**Exercise**. Please list all lines of the material below in which the string "from" occurs.
* * *
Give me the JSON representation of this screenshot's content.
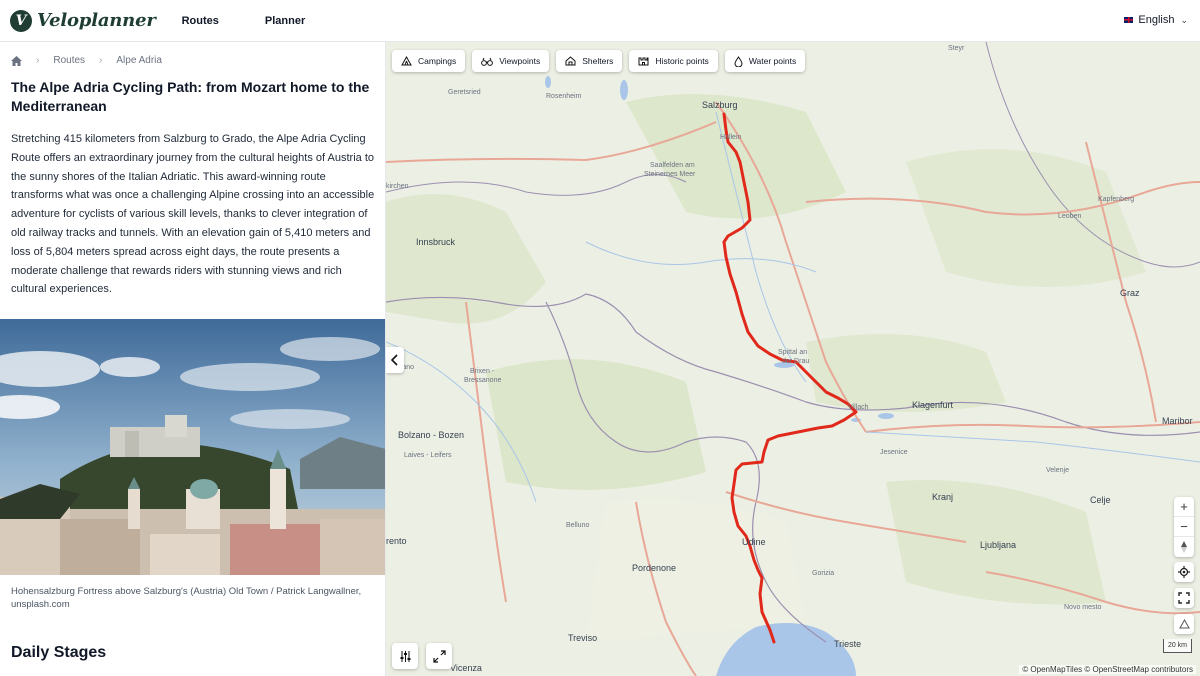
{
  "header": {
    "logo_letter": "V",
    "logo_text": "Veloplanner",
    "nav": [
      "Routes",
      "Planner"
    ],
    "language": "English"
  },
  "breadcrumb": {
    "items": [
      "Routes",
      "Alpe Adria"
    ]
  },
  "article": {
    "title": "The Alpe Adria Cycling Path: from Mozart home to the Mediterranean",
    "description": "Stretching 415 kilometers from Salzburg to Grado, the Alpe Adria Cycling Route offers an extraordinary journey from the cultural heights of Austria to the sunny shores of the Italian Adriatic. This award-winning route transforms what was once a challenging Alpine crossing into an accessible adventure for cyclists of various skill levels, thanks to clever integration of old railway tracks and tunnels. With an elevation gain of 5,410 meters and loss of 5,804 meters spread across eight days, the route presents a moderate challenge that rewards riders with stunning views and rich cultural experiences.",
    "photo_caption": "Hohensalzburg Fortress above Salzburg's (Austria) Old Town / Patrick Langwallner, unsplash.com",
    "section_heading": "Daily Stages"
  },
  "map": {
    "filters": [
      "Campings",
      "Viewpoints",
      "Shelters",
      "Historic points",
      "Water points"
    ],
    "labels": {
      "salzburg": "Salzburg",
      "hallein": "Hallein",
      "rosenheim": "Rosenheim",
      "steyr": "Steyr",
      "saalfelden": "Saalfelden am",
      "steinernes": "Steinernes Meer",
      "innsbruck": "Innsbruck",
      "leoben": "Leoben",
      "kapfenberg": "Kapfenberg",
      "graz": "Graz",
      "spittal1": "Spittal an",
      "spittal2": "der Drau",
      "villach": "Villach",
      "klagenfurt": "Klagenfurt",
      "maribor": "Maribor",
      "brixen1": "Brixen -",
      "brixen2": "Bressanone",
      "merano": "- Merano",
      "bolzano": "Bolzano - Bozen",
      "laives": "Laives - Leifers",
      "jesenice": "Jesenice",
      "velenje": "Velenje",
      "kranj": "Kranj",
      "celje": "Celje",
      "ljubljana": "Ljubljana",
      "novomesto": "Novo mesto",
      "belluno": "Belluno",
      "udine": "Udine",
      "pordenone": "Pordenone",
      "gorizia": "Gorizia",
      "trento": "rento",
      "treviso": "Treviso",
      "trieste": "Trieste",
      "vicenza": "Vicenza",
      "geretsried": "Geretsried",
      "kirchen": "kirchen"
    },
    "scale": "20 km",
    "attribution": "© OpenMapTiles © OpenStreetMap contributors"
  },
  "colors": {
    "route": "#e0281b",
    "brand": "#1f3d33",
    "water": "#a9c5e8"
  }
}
* * *
**Full output**.
    "title": "The Alpe Adria Cycling Path: from Mozart home to the Mediterranean",
    "description": "Stretching 415 kilometers from Salzburg to Grado, the Alpe Adria Cycling Route offers an extraordinary journey from the cultural heights of Austria to the sunny shores of the Italian Adriatic. This award-winning route transforms what was once a challenging Alpine crossing into an accessible adventure for cyclists of various skill levels, thanks to clever integration of old railway tracks and tunnels. With an elevation gain of 5,410 meters and loss of 5,804 meters spread across eight days, the route presents a moderate challenge that rewards riders with stunning views and rich cultural experiences.",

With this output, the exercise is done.